[Excerpts from a figure dataset]
******************************
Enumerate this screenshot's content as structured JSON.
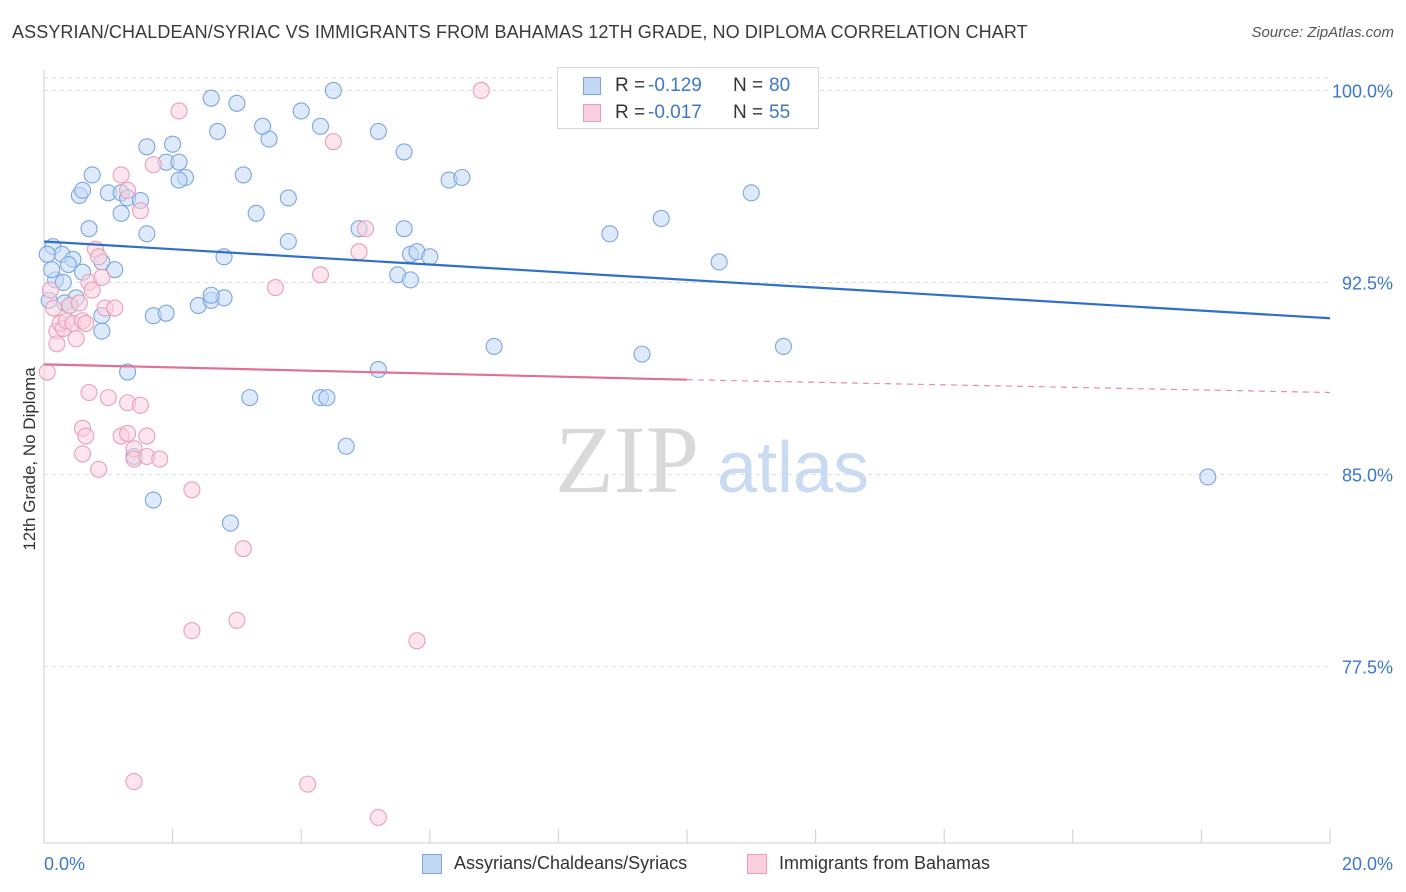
{
  "title": "ASSYRIAN/CHALDEAN/SYRIAC VS IMMIGRANTS FROM BAHAMAS 12TH GRADE, NO DIPLOMA CORRELATION CHART",
  "source": "Source: ZipAtlas.com",
  "watermark": {
    "zip": "ZIP",
    "atlas": "atlas"
  },
  "stats": [
    {
      "r_label": "R =",
      "r_value": "-0.129",
      "n_label": "N =",
      "n_value": "80",
      "color": "#a7c8f2",
      "border": "#6a9de0"
    },
    {
      "r_label": "R =",
      "r_value": "-0.017",
      "n_label": "N =",
      "n_value": "55",
      "color": "#f7c2d3",
      "border": "#e98aa8"
    }
  ],
  "legend": [
    {
      "label": "Assyrians/Chaldeans/Syriacs",
      "color": "#c3d8f5",
      "border": "#7aa6e0"
    },
    {
      "label": "Immigrants from Bahamas",
      "color": "#f9cfdc",
      "border": "#e8a0b8"
    }
  ],
  "chart_data": {
    "type": "scatter",
    "title": "ASSYRIAN/CHALDEAN/SYRIAC VS IMMIGRANTS FROM BAHAMAS 12TH GRADE, NO DIPLOMA CORRELATION CHART",
    "xlabel": "",
    "ylabel": "12th Grade, No Diploma",
    "xlim": [
      0,
      20
    ],
    "ylim": [
      70.6,
      100.8
    ],
    "x_tick_labels": [
      "0.0%",
      "20.0%"
    ],
    "x_tick_values": [
      0,
      20
    ],
    "y_tick_labels": [
      "77.5%",
      "85.0%",
      "92.5%",
      "100.0%"
    ],
    "y_tick_values": [
      77.5,
      85.0,
      92.5,
      100.0
    ],
    "grid": true,
    "legend_position": "bottom",
    "series": [
      {
        "name": "Assyrians/Chaldeans/Syriacs",
        "color": "#7aa6e0",
        "fill": "#c3d8f5",
        "trend": {
          "x": [
            0,
            20
          ],
          "y": [
            94.1,
            91.1
          ],
          "color": "#2f6fcb"
        },
        "points": [
          [
            0.14,
            93.9
          ],
          [
            0.28,
            93.6
          ],
          [
            0.45,
            93.4
          ],
          [
            0.18,
            92.6
          ],
          [
            0.32,
            91.7
          ],
          [
            0.5,
            91.9
          ],
          [
            0.38,
            93.2
          ],
          [
            0.6,
            92.9
          ],
          [
            0.9,
            93.3
          ],
          [
            1.1,
            93.0
          ],
          [
            0.55,
            95.9
          ],
          [
            0.7,
            94.6
          ],
          [
            0.6,
            96.1
          ],
          [
            0.75,
            96.7
          ],
          [
            1.0,
            96.0
          ],
          [
            1.2,
            96.0
          ],
          [
            1.3,
            95.8
          ],
          [
            1.5,
            95.7
          ],
          [
            1.2,
            95.2
          ],
          [
            1.6,
            94.4
          ],
          [
            1.6,
            97.8
          ],
          [
            1.9,
            97.2
          ],
          [
            2.1,
            97.2
          ],
          [
            2.2,
            96.6
          ],
          [
            2.1,
            96.5
          ],
          [
            2.0,
            97.9
          ],
          [
            2.6,
            99.7
          ],
          [
            2.7,
            98.4
          ],
          [
            3.0,
            99.5
          ],
          [
            3.5,
            98.1
          ],
          [
            4.0,
            99.2
          ],
          [
            4.3,
            98.6
          ],
          [
            4.5,
            100.0
          ],
          [
            3.4,
            98.6
          ],
          [
            3.1,
            96.7
          ],
          [
            3.3,
            95.2
          ],
          [
            3.8,
            95.8
          ],
          [
            3.8,
            94.1
          ],
          [
            5.2,
            98.4
          ],
          [
            5.6,
            97.6
          ],
          [
            4.9,
            94.6
          ],
          [
            5.6,
            94.6
          ],
          [
            5.7,
            93.6
          ],
          [
            5.8,
            93.7
          ],
          [
            6.0,
            93.5
          ],
          [
            5.5,
            92.8
          ],
          [
            5.7,
            92.6
          ],
          [
            6.3,
            96.5
          ],
          [
            6.5,
            96.6
          ],
          [
            8.8,
            94.4
          ],
          [
            9.6,
            95.0
          ],
          [
            11.0,
            96.0
          ],
          [
            10.5,
            93.3
          ],
          [
            0.9,
            91.2
          ],
          [
            1.7,
            91.2
          ],
          [
            1.9,
            91.3
          ],
          [
            2.4,
            91.6
          ],
          [
            2.6,
            91.8
          ],
          [
            2.8,
            91.9
          ],
          [
            2.6,
            92.0
          ],
          [
            2.8,
            93.5
          ],
          [
            0.9,
            90.6
          ],
          [
            1.3,
            89.0
          ],
          [
            3.2,
            88.0
          ],
          [
            4.3,
            88.0
          ],
          [
            4.4,
            88.0
          ],
          [
            4.7,
            86.1
          ],
          [
            5.2,
            89.1
          ],
          [
            7.0,
            90.0
          ],
          [
            9.3,
            89.7
          ],
          [
            11.5,
            90.0
          ],
          [
            1.4,
            85.7
          ],
          [
            1.7,
            84.0
          ],
          [
            2.9,
            83.1
          ],
          [
            18.1,
            84.9
          ],
          [
            0.05,
            93.6
          ],
          [
            0.12,
            93.0
          ],
          [
            0.3,
            92.5
          ],
          [
            0.08,
            91.8
          ],
          [
            0.4,
            91.6
          ]
        ]
      },
      {
        "name": "Immigrants from Bahamas",
        "color": "#e8a0b8",
        "fill": "#f9cfdc",
        "trend": {
          "x": [
            0,
            10
          ],
          "y": [
            89.3,
            88.7
          ],
          "color": "#e07096",
          "dashed_to": [
            20,
            88.2
          ]
        },
        "points": [
          [
            0.05,
            89.0
          ],
          [
            0.1,
            92.2
          ],
          [
            0.15,
            91.5
          ],
          [
            0.2,
            90.6
          ],
          [
            0.25,
            90.9
          ],
          [
            0.3,
            90.7
          ],
          [
            0.35,
            91.0
          ],
          [
            0.4,
            91.6
          ],
          [
            0.45,
            90.9
          ],
          [
            0.5,
            90.3
          ],
          [
            0.55,
            91.7
          ],
          [
            0.6,
            91.0
          ],
          [
            0.65,
            90.9
          ],
          [
            0.7,
            92.5
          ],
          [
            0.75,
            92.2
          ],
          [
            0.8,
            93.8
          ],
          [
            0.85,
            93.5
          ],
          [
            0.9,
            92.7
          ],
          [
            0.95,
            91.5
          ],
          [
            1.1,
            91.5
          ],
          [
            1.2,
            96.7
          ],
          [
            1.3,
            96.1
          ],
          [
            1.5,
            95.3
          ],
          [
            1.7,
            97.1
          ],
          [
            2.1,
            99.2
          ],
          [
            3.6,
            92.3
          ],
          [
            4.3,
            92.8
          ],
          [
            4.5,
            98.0
          ],
          [
            4.9,
            93.7
          ],
          [
            5.0,
            94.6
          ],
          [
            6.8,
            100.0
          ],
          [
            0.7,
            88.2
          ],
          [
            1.0,
            88.0
          ],
          [
            1.3,
            87.8
          ],
          [
            1.5,
            87.7
          ],
          [
            0.6,
            86.8
          ],
          [
            0.65,
            86.5
          ],
          [
            0.6,
            85.8
          ],
          [
            0.85,
            85.2
          ],
          [
            1.2,
            86.5
          ],
          [
            1.3,
            86.6
          ],
          [
            1.4,
            86.0
          ],
          [
            1.4,
            85.6
          ],
          [
            1.6,
            85.7
          ],
          [
            1.6,
            86.5
          ],
          [
            2.3,
            84.4
          ],
          [
            3.1,
            82.1
          ],
          [
            2.3,
            78.9
          ],
          [
            3.0,
            79.3
          ],
          [
            5.8,
            78.5
          ],
          [
            1.4,
            73.0
          ],
          [
            4.1,
            72.9
          ],
          [
            5.2,
            71.6
          ],
          [
            1.8,
            85.6
          ],
          [
            0.2,
            90.1
          ]
        ]
      }
    ]
  }
}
******************************
Return every line of the records exactly as given, pictures excluded.

### Task solution
Enumerate this screenshot's content as structured JSON.
{
  "title": "ASSYRIAN/CHALDEAN/SYRIAC VS IMMIGRANTS FROM BAHAMAS 12TH GRADE, NO DIPLOMA CORRELATION CHART",
  "source": "Source: ZipAtlas.com",
  "watermark": {
    "zip": "ZIP",
    "atlas": "atlas"
  },
  "stats": [
    {
      "r_label": "R =",
      "r_value": "-0.129",
      "n_label": "N =",
      "n_value": "80",
      "color": "#a7c8f2",
      "border": "#6a9de0"
    },
    {
      "r_label": "R =",
      "r_value": "-0.017",
      "n_label": "N =",
      "n_value": "55",
      "color": "#f7c2d3",
      "border": "#e98aa8"
    }
  ],
  "legend": [
    {
      "label": "Assyrians/Chaldeans/Syriacs",
      "color": "#c3d8f5",
      "border": "#7aa6e0"
    },
    {
      "label": "Immigrants from Bahamas",
      "color": "#f9cfdc",
      "border": "#e8a0b8"
    }
  ],
  "chart_data": {
    "type": "scatter",
    "title": "ASSYRIAN/CHALDEAN/SYRIAC VS IMMIGRANTS FROM BAHAMAS 12TH GRADE, NO DIPLOMA CORRELATION CHART",
    "xlabel": "",
    "ylabel": "12th Grade, No Diploma",
    "xlim": [
      0,
      20
    ],
    "ylim": [
      70.6,
      100.8
    ],
    "x_tick_labels": [
      "0.0%",
      "20.0%"
    ],
    "x_tick_values": [
      0,
      20
    ],
    "y_tick_labels": [
      "77.5%",
      "85.0%",
      "92.5%",
      "100.0%"
    ],
    "y_tick_values": [
      77.5,
      85.0,
      92.5,
      100.0
    ],
    "grid": true,
    "legend_position": "bottom",
    "series": [
      {
        "name": "Assyrians/Chaldeans/Syriacs",
        "color": "#7aa6e0",
        "fill": "#c3d8f5",
        "trend": {
          "x": [
            0,
            20
          ],
          "y": [
            94.1,
            91.1
          ],
          "color": "#2f6fcb"
        },
        "points": [
          [
            0.14,
            93.9
          ],
          [
            0.28,
            93.6
          ],
          [
            0.45,
            93.4
          ],
          [
            0.18,
            92.6
          ],
          [
            0.32,
            91.7
          ],
          [
            0.5,
            91.9
          ],
          [
            0.38,
            93.2
          ],
          [
            0.6,
            92.9
          ],
          [
            0.9,
            93.3
          ],
          [
            1.1,
            93.0
          ],
          [
            0.55,
            95.9
          ],
          [
            0.7,
            94.6
          ],
          [
            0.6,
            96.1
          ],
          [
            0.75,
            96.7
          ],
          [
            1.0,
            96.0
          ],
          [
            1.2,
            96.0
          ],
          [
            1.3,
            95.8
          ],
          [
            1.5,
            95.7
          ],
          [
            1.2,
            95.2
          ],
          [
            1.6,
            94.4
          ],
          [
            1.6,
            97.8
          ],
          [
            1.9,
            97.2
          ],
          [
            2.1,
            97.2
          ],
          [
            2.2,
            96.6
          ],
          [
            2.1,
            96.5
          ],
          [
            2.0,
            97.9
          ],
          [
            2.6,
            99.7
          ],
          [
            2.7,
            98.4
          ],
          [
            3.0,
            99.5
          ],
          [
            3.5,
            98.1
          ],
          [
            4.0,
            99.2
          ],
          [
            4.3,
            98.6
          ],
          [
            4.5,
            100.0
          ],
          [
            3.4,
            98.6
          ],
          [
            3.1,
            96.7
          ],
          [
            3.3,
            95.2
          ],
          [
            3.8,
            95.8
          ],
          [
            3.8,
            94.1
          ],
          [
            5.2,
            98.4
          ],
          [
            5.6,
            97.6
          ],
          [
            4.9,
            94.6
          ],
          [
            5.6,
            94.6
          ],
          [
            5.7,
            93.6
          ],
          [
            5.8,
            93.7
          ],
          [
            6.0,
            93.5
          ],
          [
            5.5,
            92.8
          ],
          [
            5.7,
            92.6
          ],
          [
            6.3,
            96.5
          ],
          [
            6.5,
            96.6
          ],
          [
            8.8,
            94.4
          ],
          [
            9.6,
            95.0
          ],
          [
            11.0,
            96.0
          ],
          [
            10.5,
            93.3
          ],
          [
            0.9,
            91.2
          ],
          [
            1.7,
            91.2
          ],
          [
            1.9,
            91.3
          ],
          [
            2.4,
            91.6
          ],
          [
            2.6,
            91.8
          ],
          [
            2.8,
            91.9
          ],
          [
            2.6,
            92.0
          ],
          [
            2.8,
            93.5
          ],
          [
            0.9,
            90.6
          ],
          [
            1.3,
            89.0
          ],
          [
            3.2,
            88.0
          ],
          [
            4.3,
            88.0
          ],
          [
            4.4,
            88.0
          ],
          [
            4.7,
            86.1
          ],
          [
            5.2,
            89.1
          ],
          [
            7.0,
            90.0
          ],
          [
            9.3,
            89.7
          ],
          [
            11.5,
            90.0
          ],
          [
            1.4,
            85.7
          ],
          [
            1.7,
            84.0
          ],
          [
            2.9,
            83.1
          ],
          [
            18.1,
            84.9
          ],
          [
            0.05,
            93.6
          ],
          [
            0.12,
            93.0
          ],
          [
            0.3,
            92.5
          ],
          [
            0.08,
            91.8
          ],
          [
            0.4,
            91.6
          ]
        ]
      },
      {
        "name": "Immigrants from Bahamas",
        "color": "#e8a0b8",
        "fill": "#f9cfdc",
        "trend": {
          "x": [
            0,
            10
          ],
          "y": [
            89.3,
            88.7
          ],
          "color": "#e07096",
          "dashed_to": [
            20,
            88.2
          ]
        },
        "points": [
          [
            0.05,
            89.0
          ],
          [
            0.1,
            92.2
          ],
          [
            0.15,
            91.5
          ],
          [
            0.2,
            90.6
          ],
          [
            0.25,
            90.9
          ],
          [
            0.3,
            90.7
          ],
          [
            0.35,
            91.0
          ],
          [
            0.4,
            91.6
          ],
          [
            0.45,
            90.9
          ],
          [
            0.5,
            90.3
          ],
          [
            0.55,
            91.7
          ],
          [
            0.6,
            91.0
          ],
          [
            0.65,
            90.9
          ],
          [
            0.7,
            92.5
          ],
          [
            0.75,
            92.2
          ],
          [
            0.8,
            93.8
          ],
          [
            0.85,
            93.5
          ],
          [
            0.9,
            92.7
          ],
          [
            0.95,
            91.5
          ],
          [
            1.1,
            91.5
          ],
          [
            1.2,
            96.7
          ],
          [
            1.3,
            96.1
          ],
          [
            1.5,
            95.3
          ],
          [
            1.7,
            97.1
          ],
          [
            2.1,
            99.2
          ],
          [
            3.6,
            92.3
          ],
          [
            4.3,
            92.8
          ],
          [
            4.5,
            98.0
          ],
          [
            4.9,
            93.7
          ],
          [
            5.0,
            94.6
          ],
          [
            6.8,
            100.0
          ],
          [
            0.7,
            88.2
          ],
          [
            1.0,
            88.0
          ],
          [
            1.3,
            87.8
          ],
          [
            1.5,
            87.7
          ],
          [
            0.6,
            86.8
          ],
          [
            0.65,
            86.5
          ],
          [
            0.6,
            85.8
          ],
          [
            0.85,
            85.2
          ],
          [
            1.2,
            86.5
          ],
          [
            1.3,
            86.6
          ],
          [
            1.4,
            86.0
          ],
          [
            1.4,
            85.6
          ],
          [
            1.6,
            85.7
          ],
          [
            1.6,
            86.5
          ],
          [
            2.3,
            84.4
          ],
          [
            3.1,
            82.1
          ],
          [
            2.3,
            78.9
          ],
          [
            3.0,
            79.3
          ],
          [
            5.8,
            78.5
          ],
          [
            1.4,
            73.0
          ],
          [
            4.1,
            72.9
          ],
          [
            5.2,
            71.6
          ],
          [
            1.8,
            85.6
          ],
          [
            0.2,
            90.1
          ]
        ]
      }
    ]
  }
}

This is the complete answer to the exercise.